Reproduce the listing below exactly. Pictures do not belong in the copy.

________________________

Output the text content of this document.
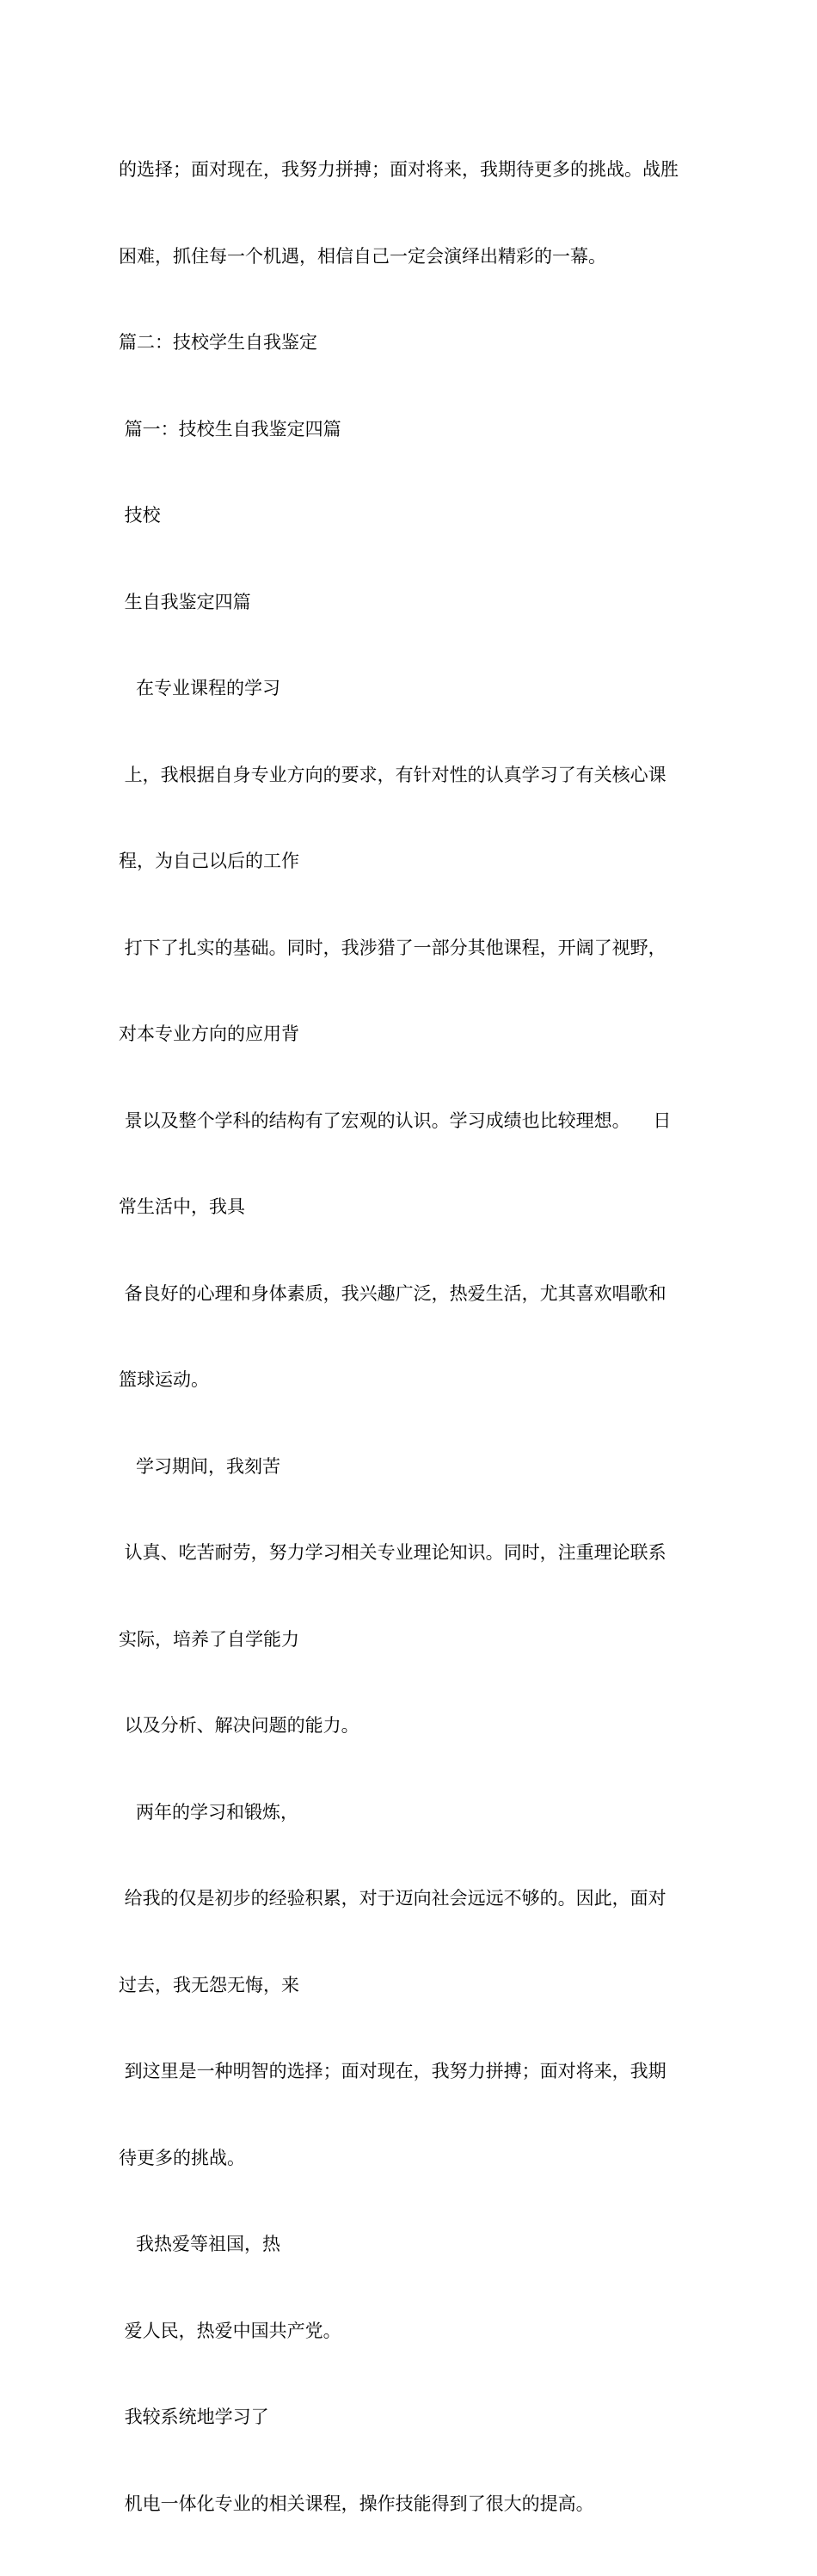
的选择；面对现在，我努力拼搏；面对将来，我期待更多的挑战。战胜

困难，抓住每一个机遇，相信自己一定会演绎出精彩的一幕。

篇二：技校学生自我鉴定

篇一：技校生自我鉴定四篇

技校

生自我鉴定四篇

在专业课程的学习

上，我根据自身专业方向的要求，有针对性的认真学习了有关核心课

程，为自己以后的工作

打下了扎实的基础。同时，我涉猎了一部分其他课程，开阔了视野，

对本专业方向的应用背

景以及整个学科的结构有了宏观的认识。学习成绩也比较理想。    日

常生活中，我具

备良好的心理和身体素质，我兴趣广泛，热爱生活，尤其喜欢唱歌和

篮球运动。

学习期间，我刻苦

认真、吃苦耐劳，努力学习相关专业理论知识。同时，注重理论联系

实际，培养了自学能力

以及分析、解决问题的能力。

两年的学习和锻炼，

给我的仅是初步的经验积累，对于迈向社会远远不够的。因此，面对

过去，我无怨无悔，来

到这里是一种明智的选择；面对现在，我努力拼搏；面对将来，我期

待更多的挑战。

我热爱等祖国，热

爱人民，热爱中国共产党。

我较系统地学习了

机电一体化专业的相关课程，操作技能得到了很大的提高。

________________________

- [FINAL ANSWER]:
Output the text content of this document.
的选择；面对现在，我努力拼搏；面对将来，我期待更多的挑战。战胜

困难，抓住每一个机遇，相信自己一定会演绎出精彩的一幕。

篇二：技校学生自我鉴定

篇一：技校生自我鉴定四篇

技校

生自我鉴定四篇

在专业课程的学习

上，我根据自身专业方向的要求，有针对性的认真学习了有关核心课

程，为自己以后的工作

打下了扎实的基础。同时，我涉猎了一部分其他课程，开阔了视野，

对本专业方向的应用背

景以及整个学科的结构有了宏观的认识。学习成绩也比较理想。    日

常生活中，我具

备良好的心理和身体素质，我兴趣广泛，热爱生活，尤其喜欢唱歌和

篮球运动。

学习期间，我刻苦

认真、吃苦耐劳，努力学习相关专业理论知识。同时，注重理论联系

实际，培养了自学能力

以及分析、解决问题的能力。

两年的学习和锻炼，

给我的仅是初步的经验积累，对于迈向社会远远不够的。因此，面对

过去，我无怨无悔，来

到这里是一种明智的选择；面对现在，我努力拼搏；面对将来，我期

待更多的挑战。

我热爱等祖国，热

爱人民，热爱中国共产党。

我较系统地学习了

机电一体化专业的相关课程，操作技能得到了很大的提高。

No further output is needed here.